Dataset records
____________
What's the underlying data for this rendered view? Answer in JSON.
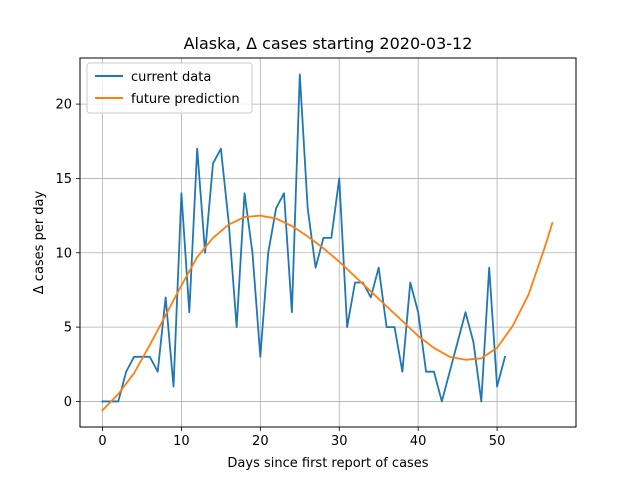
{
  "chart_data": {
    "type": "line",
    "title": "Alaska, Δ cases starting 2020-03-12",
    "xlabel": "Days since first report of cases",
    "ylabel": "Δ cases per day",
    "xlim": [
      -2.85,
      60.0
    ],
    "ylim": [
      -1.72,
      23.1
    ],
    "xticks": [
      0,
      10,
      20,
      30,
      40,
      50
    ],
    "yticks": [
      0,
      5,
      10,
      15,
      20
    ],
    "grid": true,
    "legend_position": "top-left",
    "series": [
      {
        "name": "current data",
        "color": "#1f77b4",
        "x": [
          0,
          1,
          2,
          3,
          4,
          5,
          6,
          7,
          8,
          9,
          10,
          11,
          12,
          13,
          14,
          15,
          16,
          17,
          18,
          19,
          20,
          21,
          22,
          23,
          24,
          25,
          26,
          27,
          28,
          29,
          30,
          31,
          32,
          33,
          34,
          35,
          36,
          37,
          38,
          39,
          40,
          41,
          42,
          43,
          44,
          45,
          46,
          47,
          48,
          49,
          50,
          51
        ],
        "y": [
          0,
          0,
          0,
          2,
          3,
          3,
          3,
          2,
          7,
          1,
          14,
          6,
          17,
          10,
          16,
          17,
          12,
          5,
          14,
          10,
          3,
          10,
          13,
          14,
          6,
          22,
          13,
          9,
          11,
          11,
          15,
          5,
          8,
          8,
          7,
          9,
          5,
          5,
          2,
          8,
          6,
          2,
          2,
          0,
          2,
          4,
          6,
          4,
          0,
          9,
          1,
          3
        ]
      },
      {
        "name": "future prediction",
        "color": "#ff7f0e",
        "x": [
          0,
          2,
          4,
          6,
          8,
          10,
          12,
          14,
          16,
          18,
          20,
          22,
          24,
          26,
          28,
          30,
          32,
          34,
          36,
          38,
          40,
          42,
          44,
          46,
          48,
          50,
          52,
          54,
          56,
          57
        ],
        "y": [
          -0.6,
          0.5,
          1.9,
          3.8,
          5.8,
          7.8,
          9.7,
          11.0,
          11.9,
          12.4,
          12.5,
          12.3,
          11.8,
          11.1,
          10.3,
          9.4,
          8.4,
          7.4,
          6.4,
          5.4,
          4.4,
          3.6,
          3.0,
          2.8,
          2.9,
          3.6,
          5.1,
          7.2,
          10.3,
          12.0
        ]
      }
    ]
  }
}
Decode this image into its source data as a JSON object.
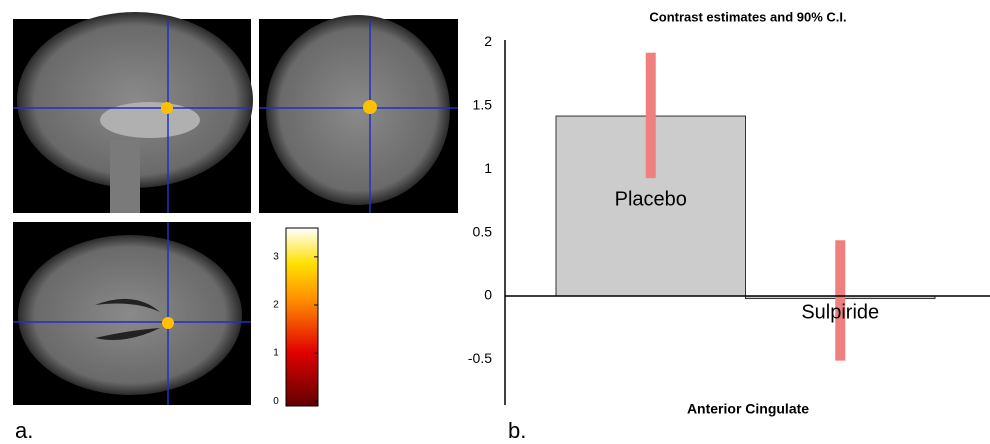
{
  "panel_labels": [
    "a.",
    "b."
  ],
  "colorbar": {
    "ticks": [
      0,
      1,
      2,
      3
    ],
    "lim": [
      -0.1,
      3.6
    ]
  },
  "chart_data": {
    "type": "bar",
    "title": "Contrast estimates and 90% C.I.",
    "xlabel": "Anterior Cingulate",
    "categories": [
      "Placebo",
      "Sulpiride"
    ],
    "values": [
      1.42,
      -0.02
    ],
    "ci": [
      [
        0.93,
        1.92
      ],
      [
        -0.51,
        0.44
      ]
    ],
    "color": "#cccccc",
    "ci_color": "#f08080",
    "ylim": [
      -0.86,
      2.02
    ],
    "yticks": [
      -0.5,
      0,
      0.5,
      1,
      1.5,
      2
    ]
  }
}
____________
* [YOUR GOAL] All of the data above should be quoted exactly, except for the pictures.

* [ANSWER TO THIS PROBLEM]
What's the underlying data for this rendered view? Answer in JSON.
{
  "chart_data": {
    "type": "line",
    "title": "Alaska, Δ cases starting 2020-03-12",
    "xlabel": "Days since first report of cases",
    "ylabel": "Δ cases per day",
    "xlim": [
      -2.85,
      60.0
    ],
    "ylim": [
      -1.72,
      23.1
    ],
    "xticks": [
      0,
      10,
      20,
      30,
      40,
      50
    ],
    "yticks": [
      0,
      5,
      10,
      15,
      20
    ],
    "grid": true,
    "legend_position": "top-left",
    "series": [
      {
        "name": "current data",
        "color": "#1f77b4",
        "x": [
          0,
          1,
          2,
          3,
          4,
          5,
          6,
          7,
          8,
          9,
          10,
          11,
          12,
          13,
          14,
          15,
          16,
          17,
          18,
          19,
          20,
          21,
          22,
          23,
          24,
          25,
          26,
          27,
          28,
          29,
          30,
          31,
          32,
          33,
          34,
          35,
          36,
          37,
          38,
          39,
          40,
          41,
          42,
          43,
          44,
          45,
          46,
          47,
          48,
          49,
          50,
          51
        ],
        "y": [
          0,
          0,
          0,
          2,
          3,
          3,
          3,
          2,
          7,
          1,
          14,
          6,
          17,
          10,
          16,
          17,
          12,
          5,
          14,
          10,
          3,
          10,
          13,
          14,
          6,
          22,
          13,
          9,
          11,
          11,
          15,
          5,
          8,
          8,
          7,
          9,
          5,
          5,
          2,
          8,
          6,
          2,
          2,
          0,
          2,
          4,
          6,
          4,
          0,
          9,
          1,
          3
        ]
      },
      {
        "name": "future prediction",
        "color": "#ff7f0e",
        "x": [
          0,
          2,
          4,
          6,
          8,
          10,
          12,
          14,
          16,
          18,
          20,
          22,
          24,
          26,
          28,
          30,
          32,
          34,
          36,
          38,
          40,
          42,
          44,
          46,
          48,
          50,
          52,
          54,
          56,
          57
        ],
        "y": [
          -0.6,
          0.5,
          1.9,
          3.8,
          5.8,
          7.8,
          9.7,
          11.0,
          11.9,
          12.4,
          12.5,
          12.3,
          11.8,
          11.1,
          10.3,
          9.4,
          8.4,
          7.4,
          6.4,
          5.4,
          4.4,
          3.6,
          3.0,
          2.8,
          2.9,
          3.6,
          5.1,
          7.2,
          10.3,
          12.0
        ]
      }
    ]
  }
}
Decode this image into its source data as a JSON object.
{
  "panel_labels": [
    "a.",
    "b."
  ],
  "colorbar": {
    "ticks": [
      0,
      1,
      2,
      3
    ],
    "lim": [
      -0.1,
      3.6
    ]
  },
  "chart_data": {
    "type": "bar",
    "title": "Contrast estimates and 90% C.I.",
    "xlabel": "Anterior Cingulate",
    "categories": [
      "Placebo",
      "Sulpiride"
    ],
    "values": [
      1.42,
      -0.02
    ],
    "ci": [
      [
        0.93,
        1.92
      ],
      [
        -0.51,
        0.44
      ]
    ],
    "color": "#cccccc",
    "ci_color": "#f08080",
    "ylim": [
      -0.86,
      2.02
    ],
    "yticks": [
      -0.5,
      0,
      0.5,
      1,
      1.5,
      2
    ]
  }
}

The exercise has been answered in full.